- SET TASK
Leave out the pictures, then reproduce the rest of the material exactly.

____ EXTRACTED RECORDS

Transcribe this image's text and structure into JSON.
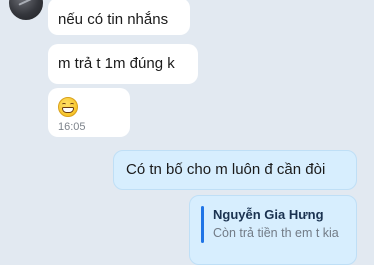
{
  "contact": {
    "avatar_icon": "avatar-photo-icon"
  },
  "messages": [
    {
      "direction": "incoming",
      "text": "nếu có tin nhắns"
    },
    {
      "direction": "incoming",
      "text": "m trả t 1m đúng k"
    },
    {
      "direction": "incoming",
      "emoji": "grinning-face-icon",
      "time": "16:05"
    },
    {
      "direction": "outgoing",
      "text": "Có tn bố cho m luôn đ cần đòi"
    },
    {
      "direction": "outgoing",
      "reply_quote": {
        "name": "Nguyễn Gia Hưng",
        "text": "Còn trả tiền th em t kia"
      }
    }
  ],
  "colors": {
    "background": "#e2e9f1",
    "incoming_bubble": "#ffffff",
    "outgoing_bubble": "#d7eefe",
    "quote_accent": "#1f74e6"
  }
}
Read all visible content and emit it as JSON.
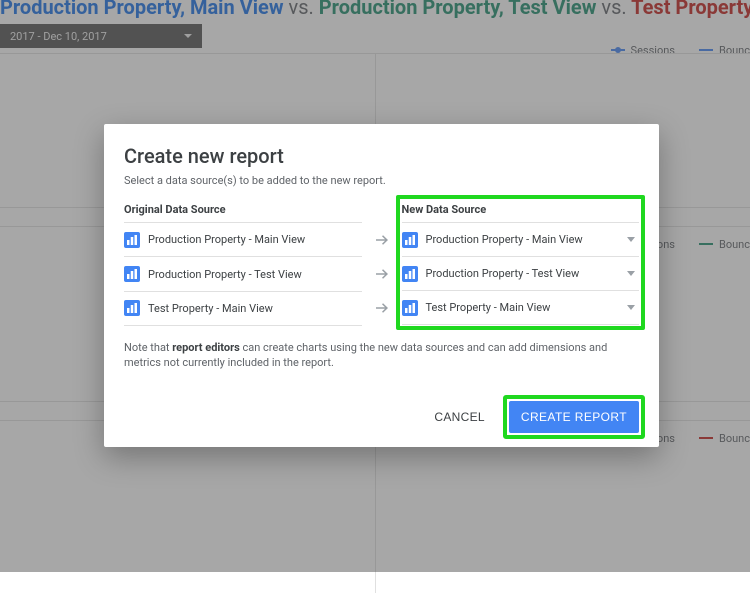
{
  "background": {
    "title": {
      "part1": "Production Property, Main View",
      "vs1": "vs.",
      "part2": "Production Property, Test View",
      "vs2": "vs.",
      "part3": "Test Property, Main View"
    },
    "date_range": "2017 - Dec 10, 2017",
    "legend": {
      "top": {
        "sessions": "Sessions",
        "bounce": "Bounc"
      },
      "mid": {
        "sessions": "ssions",
        "bounce": "Bounc"
      },
      "bot": {
        "sessions": "ssions",
        "bounce": "Bounc"
      }
    },
    "colors": {
      "top": "#4285f4",
      "mid": "#1e8e6e",
      "bot": "#c5221f"
    }
  },
  "dialog": {
    "title": "Create new report",
    "subtitle": "Select a data source(s) to be added to the new report.",
    "original_header": "Original Data Source",
    "new_header": "New Data Source",
    "note_prefix": "Note that ",
    "note_bold": "report editors",
    "note_suffix": " can create charts using the new data sources and can add dimensions and metrics not currently included in the report.",
    "sources": [
      {
        "original": "Production Property - Main View",
        "new": "Production Property - Main View"
      },
      {
        "original": "Production Property - Test View",
        "new": "Production Property - Test View"
      },
      {
        "original": "Test Property - Main View",
        "new": "Test Property - Main View"
      }
    ],
    "cancel": "CANCEL",
    "create": "CREATE REPORT"
  },
  "icons": {
    "data_source": "analytics-icon",
    "arrow": "arrow-right-icon"
  }
}
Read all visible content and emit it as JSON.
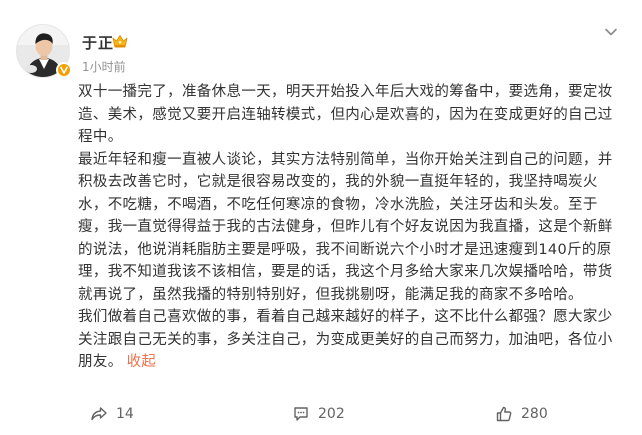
{
  "post": {
    "author": {
      "name": "于正",
      "time": "1小时前"
    },
    "content": {
      "para1": "双十一播完了，准备休息一天，明天开始投入年后大戏的筹备中，要选角，要定妆造、美术，感觉又要开启连轴转模式，但内心是欢喜的，因为在变成更好的自己过程中。",
      "para2": "最近年轻和瘦一直被人谈论，其实方法特别简单，当你开始关注到自己的问题，并积极去改善它时，它就是很容易改变的，我的外貌一直挺年轻的，我坚持喝炭火水，不吃糖，不喝酒，不吃任何寒凉的食物，冷水洗脸，关注牙齿和头发。至于瘦，我一直觉得得益于我的古法健身，但昨儿有个好友说因为我直播，这是个新鲜的说法，他说消耗脂肪主要是呼吸，我不间断说六个小时才是迅速瘦到140斤的原理，我不知道我该不该相信，要是的话，我这个月多给大家来几次娱播哈哈，带货就再说了，虽然我播的特别特别好，但我挑剔呀，能满足我的商家不多哈哈。",
      "para3": "我们做着自己喜欢做的事，看着自己越来越好的样子，这不比什么都强？愿大家少关注跟自己无关的事，多关注自己，为变成更美好的自己而努力，加油吧，各位小朋友。",
      "collapse_label": "收起"
    },
    "actions": {
      "share_count": "14",
      "comment_count": "202",
      "like_count": "280"
    }
  },
  "colors": {
    "text": "#333333",
    "muted": "#939393",
    "accent": "#eb7350",
    "verified": "#f3a001"
  },
  "icons": {
    "verified": "verified-v-icon",
    "crown": "crown-icon",
    "menu": "chevron-down-icon",
    "share": "share-icon",
    "comment": "comment-icon",
    "like": "thumbs-up-icon"
  }
}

________

- EXERCISE RESPONSE
Transcribe this image's text and structure into JSON.
{
  "contact": {
    "avatar_icon": "avatar-photo-icon"
  },
  "messages": [
    {
      "direction": "incoming",
      "text": "nếu có tin nhắns"
    },
    {
      "direction": "incoming",
      "text": "m trả t 1m đúng k"
    },
    {
      "direction": "incoming",
      "emoji": "grinning-face-icon",
      "time": "16:05"
    },
    {
      "direction": "outgoing",
      "text": "Có tn bố cho m luôn đ cần đòi"
    },
    {
      "direction": "outgoing",
      "reply_quote": {
        "name": "Nguyễn Gia Hưng",
        "text": "Còn trả tiền th em t kia"
      }
    }
  ],
  "colors": {
    "background": "#e2e9f1",
    "incoming_bubble": "#ffffff",
    "outgoing_bubble": "#d7eefe",
    "quote_accent": "#1f74e6"
  }
}
Read all visible content and emit it as JSON.
{
  "background": {
    "title": {
      "part1": "Production Property, Main View",
      "vs1": "vs.",
      "part2": "Production Property, Test View",
      "vs2": "vs.",
      "part3": "Test Property, Main View"
    },
    "date_range": "2017 - Dec 10, 2017",
    "legend": {
      "top": {
        "sessions": "Sessions",
        "bounce": "Bounc"
      },
      "mid": {
        "sessions": "ssions",
        "bounce": "Bounc"
      },
      "bot": {
        "sessions": "ssions",
        "bounce": "Bounc"
      }
    },
    "colors": {
      "top": "#4285f4",
      "mid": "#1e8e6e",
      "bot": "#c5221f"
    }
  },
  "dialog": {
    "title": "Create new report",
    "subtitle": "Select a data source(s) to be added to the new report.",
    "original_header": "Original Data Source",
    "new_header": "New Data Source",
    "note_prefix": "Note that ",
    "note_bold": "report editors",
    "note_suffix": " can create charts using the new data sources and can add dimensions and metrics not currently included in the report.",
    "sources": [
      {
        "original": "Production Property - Main View",
        "new": "Production Property - Main View"
      },
      {
        "original": "Production Property - Test View",
        "new": "Production Property - Test View"
      },
      {
        "original": "Test Property - Main View",
        "new": "Test Property - Main View"
      }
    ],
    "cancel": "CANCEL",
    "create": "CREATE REPORT"
  },
  "icons": {
    "data_source": "analytics-icon",
    "arrow": "arrow-right-icon"
  }
}
Read all visible content and emit it as JSON.
{
  "post": {
    "author": {
      "name": "于正",
      "time": "1小时前"
    },
    "content": {
      "para1": "双十一播完了，准备休息一天，明天开始投入年后大戏的筹备中，要选角，要定妆造、美术，感觉又要开启连轴转模式，但内心是欢喜的，因为在变成更好的自己过程中。",
      "para2": "最近年轻和瘦一直被人谈论，其实方法特别简单，当你开始关注到自己的问题，并积极去改善它时，它就是很容易改变的，我的外貌一直挺年轻的，我坚持喝炭火水，不吃糖，不喝酒，不吃任何寒凉的食物，冷水洗脸，关注牙齿和头发。至于瘦，我一直觉得得益于我的古法健身，但昨儿有个好友说因为我直播，这是个新鲜的说法，他说消耗脂肪主要是呼吸，我不间断说六个小时才是迅速瘦到140斤的原理，我不知道我该不该相信，要是的话，我这个月多给大家来几次娱播哈哈，带货就再说了，虽然我播的特别特别好，但我挑剔呀，能满足我的商家不多哈哈。",
      "para3": "我们做着自己喜欢做的事，看着自己越来越好的样子，这不比什么都强？愿大家少关注跟自己无关的事，多关注自己，为变成更美好的自己而努力，加油吧，各位小朋友。",
      "collapse_label": "收起"
    },
    "actions": {
      "share_count": "14",
      "comment_count": "202",
      "like_count": "280"
    }
  },
  "colors": {
    "text": "#333333",
    "muted": "#939393",
    "accent": "#eb7350",
    "verified": "#f3a001"
  },
  "icons": {
    "verified": "verified-v-icon",
    "crown": "crown-icon",
    "menu": "chevron-down-icon",
    "share": "share-icon",
    "comment": "comment-icon",
    "like": "thumbs-up-icon"
  }
}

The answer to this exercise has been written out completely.